For the entries below, work out how many lines include the string "Anti", then write only that number.

(Stored data entries)
-.-.-

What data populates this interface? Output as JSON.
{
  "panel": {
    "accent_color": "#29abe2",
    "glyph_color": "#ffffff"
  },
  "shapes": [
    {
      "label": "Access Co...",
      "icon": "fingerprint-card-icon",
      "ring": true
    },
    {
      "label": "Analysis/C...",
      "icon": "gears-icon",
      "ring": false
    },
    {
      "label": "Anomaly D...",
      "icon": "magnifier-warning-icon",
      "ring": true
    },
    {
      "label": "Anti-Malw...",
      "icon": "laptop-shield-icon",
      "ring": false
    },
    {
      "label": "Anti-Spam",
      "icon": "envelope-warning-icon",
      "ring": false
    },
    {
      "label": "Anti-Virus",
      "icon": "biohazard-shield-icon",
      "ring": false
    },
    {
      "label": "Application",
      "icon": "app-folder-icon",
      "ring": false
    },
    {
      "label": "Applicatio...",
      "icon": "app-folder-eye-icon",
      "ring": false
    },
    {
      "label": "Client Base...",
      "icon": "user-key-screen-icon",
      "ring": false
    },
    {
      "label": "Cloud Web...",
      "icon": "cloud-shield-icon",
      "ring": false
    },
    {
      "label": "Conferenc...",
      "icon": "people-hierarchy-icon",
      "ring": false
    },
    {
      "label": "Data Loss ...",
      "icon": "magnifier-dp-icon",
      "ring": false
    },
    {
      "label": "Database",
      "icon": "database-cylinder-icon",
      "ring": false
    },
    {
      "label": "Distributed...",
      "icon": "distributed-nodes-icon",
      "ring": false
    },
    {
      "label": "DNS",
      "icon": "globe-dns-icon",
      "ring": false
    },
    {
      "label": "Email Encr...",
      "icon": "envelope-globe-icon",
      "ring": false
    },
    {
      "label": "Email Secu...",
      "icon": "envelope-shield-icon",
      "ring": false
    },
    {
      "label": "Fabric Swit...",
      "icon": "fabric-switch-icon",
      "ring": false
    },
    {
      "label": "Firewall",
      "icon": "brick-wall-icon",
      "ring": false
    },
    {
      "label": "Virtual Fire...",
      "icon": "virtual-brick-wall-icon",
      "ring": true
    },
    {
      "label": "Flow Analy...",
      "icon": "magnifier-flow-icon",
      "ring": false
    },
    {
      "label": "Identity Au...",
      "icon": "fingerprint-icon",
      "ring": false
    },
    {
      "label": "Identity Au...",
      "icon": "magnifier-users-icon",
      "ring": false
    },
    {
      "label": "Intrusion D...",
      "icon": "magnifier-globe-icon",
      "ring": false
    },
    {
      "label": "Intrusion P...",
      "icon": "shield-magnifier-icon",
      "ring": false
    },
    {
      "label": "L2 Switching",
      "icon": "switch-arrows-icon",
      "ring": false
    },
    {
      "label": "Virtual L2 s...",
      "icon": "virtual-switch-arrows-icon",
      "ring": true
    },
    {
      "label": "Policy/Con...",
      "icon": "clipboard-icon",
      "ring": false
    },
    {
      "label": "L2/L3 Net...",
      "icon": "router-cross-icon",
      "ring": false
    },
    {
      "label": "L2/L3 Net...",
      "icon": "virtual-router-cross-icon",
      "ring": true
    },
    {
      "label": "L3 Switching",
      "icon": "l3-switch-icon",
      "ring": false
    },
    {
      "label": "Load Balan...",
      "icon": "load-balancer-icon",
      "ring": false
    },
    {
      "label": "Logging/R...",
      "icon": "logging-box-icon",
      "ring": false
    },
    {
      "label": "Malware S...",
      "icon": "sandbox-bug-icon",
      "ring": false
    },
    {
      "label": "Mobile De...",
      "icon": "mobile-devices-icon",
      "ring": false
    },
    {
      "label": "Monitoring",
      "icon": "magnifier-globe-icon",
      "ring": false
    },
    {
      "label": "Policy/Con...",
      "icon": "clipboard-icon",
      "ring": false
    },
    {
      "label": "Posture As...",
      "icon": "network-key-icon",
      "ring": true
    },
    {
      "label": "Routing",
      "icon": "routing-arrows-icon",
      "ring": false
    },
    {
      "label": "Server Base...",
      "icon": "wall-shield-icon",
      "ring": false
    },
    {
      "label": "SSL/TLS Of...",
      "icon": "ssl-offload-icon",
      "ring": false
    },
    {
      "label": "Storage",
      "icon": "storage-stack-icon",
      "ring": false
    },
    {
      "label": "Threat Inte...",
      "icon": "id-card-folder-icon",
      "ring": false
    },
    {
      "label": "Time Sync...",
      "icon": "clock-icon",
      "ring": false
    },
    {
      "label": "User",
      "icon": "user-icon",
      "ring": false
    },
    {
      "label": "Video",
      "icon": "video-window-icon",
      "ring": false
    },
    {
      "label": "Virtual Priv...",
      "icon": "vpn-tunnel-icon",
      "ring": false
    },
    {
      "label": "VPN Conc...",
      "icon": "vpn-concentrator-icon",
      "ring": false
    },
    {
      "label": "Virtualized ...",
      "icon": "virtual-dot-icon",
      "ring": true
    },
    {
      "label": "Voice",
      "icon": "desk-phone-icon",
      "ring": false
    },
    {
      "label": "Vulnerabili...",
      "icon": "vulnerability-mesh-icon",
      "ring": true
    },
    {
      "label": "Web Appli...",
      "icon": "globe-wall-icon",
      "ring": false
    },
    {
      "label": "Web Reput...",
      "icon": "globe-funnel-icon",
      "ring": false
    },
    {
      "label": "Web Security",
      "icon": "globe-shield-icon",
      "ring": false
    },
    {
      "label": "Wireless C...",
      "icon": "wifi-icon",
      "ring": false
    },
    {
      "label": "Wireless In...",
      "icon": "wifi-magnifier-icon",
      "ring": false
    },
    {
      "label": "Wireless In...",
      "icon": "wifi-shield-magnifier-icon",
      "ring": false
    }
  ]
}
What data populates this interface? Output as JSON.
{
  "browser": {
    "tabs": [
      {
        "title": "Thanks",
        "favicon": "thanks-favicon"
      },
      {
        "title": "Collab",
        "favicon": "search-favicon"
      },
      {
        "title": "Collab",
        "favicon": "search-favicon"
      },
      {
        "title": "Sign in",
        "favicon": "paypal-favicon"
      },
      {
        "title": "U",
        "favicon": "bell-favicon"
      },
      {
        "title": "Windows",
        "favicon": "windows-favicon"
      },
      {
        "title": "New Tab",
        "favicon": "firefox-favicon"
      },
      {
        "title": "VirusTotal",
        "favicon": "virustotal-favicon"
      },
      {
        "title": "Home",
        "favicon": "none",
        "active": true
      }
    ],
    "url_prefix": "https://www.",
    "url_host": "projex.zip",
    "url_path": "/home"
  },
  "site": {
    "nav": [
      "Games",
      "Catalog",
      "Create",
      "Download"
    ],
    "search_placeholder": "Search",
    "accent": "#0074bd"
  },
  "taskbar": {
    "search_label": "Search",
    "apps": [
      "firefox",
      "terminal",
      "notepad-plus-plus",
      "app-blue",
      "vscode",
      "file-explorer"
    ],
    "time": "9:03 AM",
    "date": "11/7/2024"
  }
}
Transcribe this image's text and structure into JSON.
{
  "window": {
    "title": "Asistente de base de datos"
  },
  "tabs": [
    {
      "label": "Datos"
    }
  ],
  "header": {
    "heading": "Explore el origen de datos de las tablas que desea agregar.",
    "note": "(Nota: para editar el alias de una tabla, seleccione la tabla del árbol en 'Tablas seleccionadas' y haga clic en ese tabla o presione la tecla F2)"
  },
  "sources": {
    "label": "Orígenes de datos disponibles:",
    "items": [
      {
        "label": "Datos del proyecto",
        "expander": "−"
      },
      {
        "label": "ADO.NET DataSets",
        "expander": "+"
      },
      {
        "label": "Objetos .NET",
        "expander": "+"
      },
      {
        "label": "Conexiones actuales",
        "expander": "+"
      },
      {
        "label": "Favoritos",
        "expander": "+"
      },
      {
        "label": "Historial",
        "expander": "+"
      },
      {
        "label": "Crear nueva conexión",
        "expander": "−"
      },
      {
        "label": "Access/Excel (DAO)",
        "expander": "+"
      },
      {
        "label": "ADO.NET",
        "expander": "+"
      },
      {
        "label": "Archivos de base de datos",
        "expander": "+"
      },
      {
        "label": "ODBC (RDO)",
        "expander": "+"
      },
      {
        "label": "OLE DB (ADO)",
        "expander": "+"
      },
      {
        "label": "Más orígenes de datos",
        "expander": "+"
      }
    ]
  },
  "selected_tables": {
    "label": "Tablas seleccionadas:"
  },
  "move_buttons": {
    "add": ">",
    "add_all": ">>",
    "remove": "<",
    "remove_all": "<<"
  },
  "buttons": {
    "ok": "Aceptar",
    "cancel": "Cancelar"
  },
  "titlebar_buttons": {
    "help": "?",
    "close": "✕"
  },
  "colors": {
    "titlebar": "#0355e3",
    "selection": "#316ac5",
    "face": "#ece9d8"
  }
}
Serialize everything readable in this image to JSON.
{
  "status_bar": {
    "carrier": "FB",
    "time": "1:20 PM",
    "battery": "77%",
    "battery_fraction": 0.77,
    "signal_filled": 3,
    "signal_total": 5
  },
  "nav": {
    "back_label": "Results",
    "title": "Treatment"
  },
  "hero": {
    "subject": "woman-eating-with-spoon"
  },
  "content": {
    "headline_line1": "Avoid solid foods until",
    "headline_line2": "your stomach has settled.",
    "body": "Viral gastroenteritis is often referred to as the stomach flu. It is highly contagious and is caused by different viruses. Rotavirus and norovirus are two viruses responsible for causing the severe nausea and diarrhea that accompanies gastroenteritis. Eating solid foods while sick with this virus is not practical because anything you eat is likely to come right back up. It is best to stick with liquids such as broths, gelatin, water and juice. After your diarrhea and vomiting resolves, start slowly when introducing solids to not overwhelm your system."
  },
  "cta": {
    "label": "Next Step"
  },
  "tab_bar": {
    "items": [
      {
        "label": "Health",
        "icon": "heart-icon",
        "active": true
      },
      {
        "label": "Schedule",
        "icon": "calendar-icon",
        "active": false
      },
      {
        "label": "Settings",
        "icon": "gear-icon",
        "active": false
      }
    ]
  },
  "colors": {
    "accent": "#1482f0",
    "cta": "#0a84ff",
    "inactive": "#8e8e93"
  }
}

-.-.-

Task response >>
3